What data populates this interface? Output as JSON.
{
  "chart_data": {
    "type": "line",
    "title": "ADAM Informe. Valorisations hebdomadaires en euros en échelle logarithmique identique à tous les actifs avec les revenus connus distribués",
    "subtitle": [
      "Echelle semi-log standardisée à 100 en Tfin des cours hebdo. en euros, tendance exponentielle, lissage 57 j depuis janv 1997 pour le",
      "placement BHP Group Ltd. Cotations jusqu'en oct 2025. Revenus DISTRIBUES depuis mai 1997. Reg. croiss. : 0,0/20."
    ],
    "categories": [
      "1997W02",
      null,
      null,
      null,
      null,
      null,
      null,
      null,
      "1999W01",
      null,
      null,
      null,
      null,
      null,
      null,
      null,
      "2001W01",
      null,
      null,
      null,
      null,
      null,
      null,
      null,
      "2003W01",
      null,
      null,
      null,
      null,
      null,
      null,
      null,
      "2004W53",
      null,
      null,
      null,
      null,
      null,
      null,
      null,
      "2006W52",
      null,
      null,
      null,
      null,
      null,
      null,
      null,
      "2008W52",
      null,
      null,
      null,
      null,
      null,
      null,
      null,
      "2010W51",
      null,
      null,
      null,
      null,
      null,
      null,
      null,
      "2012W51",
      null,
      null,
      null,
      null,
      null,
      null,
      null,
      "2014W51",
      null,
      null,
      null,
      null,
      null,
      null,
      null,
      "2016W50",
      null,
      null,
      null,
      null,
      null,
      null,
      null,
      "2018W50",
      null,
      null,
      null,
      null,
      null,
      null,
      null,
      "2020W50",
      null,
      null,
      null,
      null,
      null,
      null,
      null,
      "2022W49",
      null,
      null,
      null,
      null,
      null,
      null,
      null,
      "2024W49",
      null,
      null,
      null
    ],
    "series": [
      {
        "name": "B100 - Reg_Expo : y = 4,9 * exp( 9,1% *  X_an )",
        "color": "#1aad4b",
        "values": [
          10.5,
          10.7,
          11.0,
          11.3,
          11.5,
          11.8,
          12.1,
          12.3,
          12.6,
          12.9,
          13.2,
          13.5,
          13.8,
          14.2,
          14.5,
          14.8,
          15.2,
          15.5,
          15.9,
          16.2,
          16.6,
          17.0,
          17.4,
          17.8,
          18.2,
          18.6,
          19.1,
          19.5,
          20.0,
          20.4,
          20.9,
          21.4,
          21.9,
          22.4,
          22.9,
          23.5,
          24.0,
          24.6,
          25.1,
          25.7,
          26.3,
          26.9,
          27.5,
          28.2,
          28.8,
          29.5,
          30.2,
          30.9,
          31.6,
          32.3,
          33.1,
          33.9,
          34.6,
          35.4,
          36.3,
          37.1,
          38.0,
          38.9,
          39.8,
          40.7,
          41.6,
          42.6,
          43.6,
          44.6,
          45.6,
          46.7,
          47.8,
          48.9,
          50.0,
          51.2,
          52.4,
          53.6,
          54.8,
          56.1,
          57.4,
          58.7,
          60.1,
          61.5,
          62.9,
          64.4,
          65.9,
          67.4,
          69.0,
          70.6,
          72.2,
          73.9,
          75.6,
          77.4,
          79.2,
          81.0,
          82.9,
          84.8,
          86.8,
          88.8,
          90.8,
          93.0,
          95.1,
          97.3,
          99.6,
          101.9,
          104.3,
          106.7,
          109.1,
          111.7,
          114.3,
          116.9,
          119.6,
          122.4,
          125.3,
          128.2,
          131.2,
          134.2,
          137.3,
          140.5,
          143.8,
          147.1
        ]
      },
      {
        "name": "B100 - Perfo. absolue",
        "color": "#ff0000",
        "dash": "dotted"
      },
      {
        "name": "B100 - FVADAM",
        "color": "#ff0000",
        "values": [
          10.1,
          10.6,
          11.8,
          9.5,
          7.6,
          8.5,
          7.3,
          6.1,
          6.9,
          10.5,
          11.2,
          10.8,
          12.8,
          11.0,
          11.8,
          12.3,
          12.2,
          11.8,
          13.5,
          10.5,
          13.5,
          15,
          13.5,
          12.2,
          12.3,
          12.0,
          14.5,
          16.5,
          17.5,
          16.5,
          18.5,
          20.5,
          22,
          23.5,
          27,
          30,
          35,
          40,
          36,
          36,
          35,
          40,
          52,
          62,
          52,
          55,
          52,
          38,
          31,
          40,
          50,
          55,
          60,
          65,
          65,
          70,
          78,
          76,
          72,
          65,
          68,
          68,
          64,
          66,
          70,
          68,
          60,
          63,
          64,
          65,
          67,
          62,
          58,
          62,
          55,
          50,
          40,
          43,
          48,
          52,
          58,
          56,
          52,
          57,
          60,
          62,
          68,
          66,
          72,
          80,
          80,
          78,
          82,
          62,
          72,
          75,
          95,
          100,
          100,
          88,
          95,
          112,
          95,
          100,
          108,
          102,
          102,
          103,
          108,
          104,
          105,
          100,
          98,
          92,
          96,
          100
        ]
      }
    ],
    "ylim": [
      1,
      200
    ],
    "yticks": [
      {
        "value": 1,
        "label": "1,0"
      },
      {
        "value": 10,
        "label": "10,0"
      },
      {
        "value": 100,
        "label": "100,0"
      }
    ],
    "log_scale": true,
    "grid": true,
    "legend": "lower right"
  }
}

━━━━━━━━━━

What to do:
Copy out the material above in its entirety. Every detail must match.

Exercise result:
What data populates this interface? Output as JSON.
{
  "chart_data": {
    "type": "line",
    "title": "ADAM Informe. Valorisations hebdomadaires en euros en échelle logarithmique identique à tous les actifs avec les revenus connus distribués",
    "subtitle": [
      "Echelle semi-log standardisée à 100 en Tfin des cours hebdo. en euros, tendance exponentielle, lissage 57 j depuis janv 1997 pour le",
      "placement BHP Group Ltd. Cotations jusqu'en oct 2025. Revenus DISTRIBUES depuis mai 1997. Reg. croiss. : 0,0/20."
    ],
    "categories": [
      "1997W02",
      null,
      null,
      null,
      null,
      null,
      null,
      null,
      "1999W01",
      null,
      null,
      null,
      null,
      null,
      null,
      null,
      "2001W01",
      null,
      null,
      null,
      null,
      null,
      null,
      null,
      "2003W01",
      null,
      null,
      null,
      null,
      null,
      null,
      null,
      "2004W53",
      null,
      null,
      null,
      null,
      null,
      null,
      null,
      "2006W52",
      null,
      null,
      null,
      null,
      null,
      null,
      null,
      "2008W52",
      null,
      null,
      null,
      null,
      null,
      null,
      null,
      "2010W51",
      null,
      null,
      null,
      null,
      null,
      null,
      null,
      "2012W51",
      null,
      null,
      null,
      null,
      null,
      null,
      null,
      "2014W51",
      null,
      null,
      null,
      null,
      null,
      null,
      null,
      "2016W50",
      null,
      null,
      null,
      null,
      null,
      null,
      null,
      "2018W50",
      null,
      null,
      null,
      null,
      null,
      null,
      null,
      "2020W50",
      null,
      null,
      null,
      null,
      null,
      null,
      null,
      "2022W49",
      null,
      null,
      null,
      null,
      null,
      null,
      null,
      "2024W49",
      null,
      null,
      null
    ],
    "series": [
      {
        "name": "B100 - Reg_Expo : y = 4,9 * exp( 9,1% *  X_an )",
        "color": "#1aad4b",
        "values": [
          10.5,
          10.7,
          11.0,
          11.3,
          11.5,
          11.8,
          12.1,
          12.3,
          12.6,
          12.9,
          13.2,
          13.5,
          13.8,
          14.2,
          14.5,
          14.8,
          15.2,
          15.5,
          15.9,
          16.2,
          16.6,
          17.0,
          17.4,
          17.8,
          18.2,
          18.6,
          19.1,
          19.5,
          20.0,
          20.4,
          20.9,
          21.4,
          21.9,
          22.4,
          22.9,
          23.5,
          24.0,
          24.6,
          25.1,
          25.7,
          26.3,
          26.9,
          27.5,
          28.2,
          28.8,
          29.5,
          30.2,
          30.9,
          31.6,
          32.3,
          33.1,
          33.9,
          34.6,
          35.4,
          36.3,
          37.1,
          38.0,
          38.9,
          39.8,
          40.7,
          41.6,
          42.6,
          43.6,
          44.6,
          45.6,
          46.7,
          47.8,
          48.9,
          50.0,
          51.2,
          52.4,
          53.6,
          54.8,
          56.1,
          57.4,
          58.7,
          60.1,
          61.5,
          62.9,
          64.4,
          65.9,
          67.4,
          69.0,
          70.6,
          72.2,
          73.9,
          75.6,
          77.4,
          79.2,
          81.0,
          82.9,
          84.8,
          86.8,
          88.8,
          90.8,
          93.0,
          95.1,
          97.3,
          99.6,
          101.9,
          104.3,
          106.7,
          109.1,
          111.7,
          114.3,
          116.9,
          119.6,
          122.4,
          125.3,
          128.2,
          131.2,
          134.2,
          137.3,
          140.5,
          143.8,
          147.1
        ]
      },
      {
        "name": "B100 - Perfo. absolue",
        "color": "#ff0000",
        "dash": "dotted"
      },
      {
        "name": "B100 - FVADAM",
        "color": "#ff0000",
        "values": [
          10.1,
          10.6,
          11.8,
          9.5,
          7.6,
          8.5,
          7.3,
          6.1,
          6.9,
          10.5,
          11.2,
          10.8,
          12.8,
          11.0,
          11.8,
          12.3,
          12.2,
          11.8,
          13.5,
          10.5,
          13.5,
          15,
          13.5,
          12.2,
          12.3,
          12.0,
          14.5,
          16.5,
          17.5,
          16.5,
          18.5,
          20.5,
          22,
          23.5,
          27,
          30,
          35,
          40,
          36,
          36,
          35,
          40,
          52,
          62,
          52,
          55,
          52,
          38,
          31,
          40,
          50,
          55,
          60,
          65,
          65,
          70,
          78,
          76,
          72,
          65,
          68,
          68,
          64,
          66,
          70,
          68,
          60,
          63,
          64,
          65,
          67,
          62,
          58,
          62,
          55,
          50,
          40,
          43,
          48,
          52,
          58,
          56,
          52,
          57,
          60,
          62,
          68,
          66,
          72,
          80,
          80,
          78,
          82,
          62,
          72,
          75,
          95,
          100,
          100,
          88,
          95,
          112,
          95,
          100,
          108,
          102,
          102,
          103,
          108,
          104,
          105,
          100,
          98,
          92,
          96,
          100
        ]
      }
    ],
    "ylim": [
      1,
      200
    ],
    "yticks": [
      {
        "value": 1,
        "label": "1,0"
      },
      {
        "value": 10,
        "label": "10,0"
      },
      {
        "value": 100,
        "label": "100,0"
      }
    ],
    "log_scale": true,
    "grid": true,
    "legend": "lower right"
  }
}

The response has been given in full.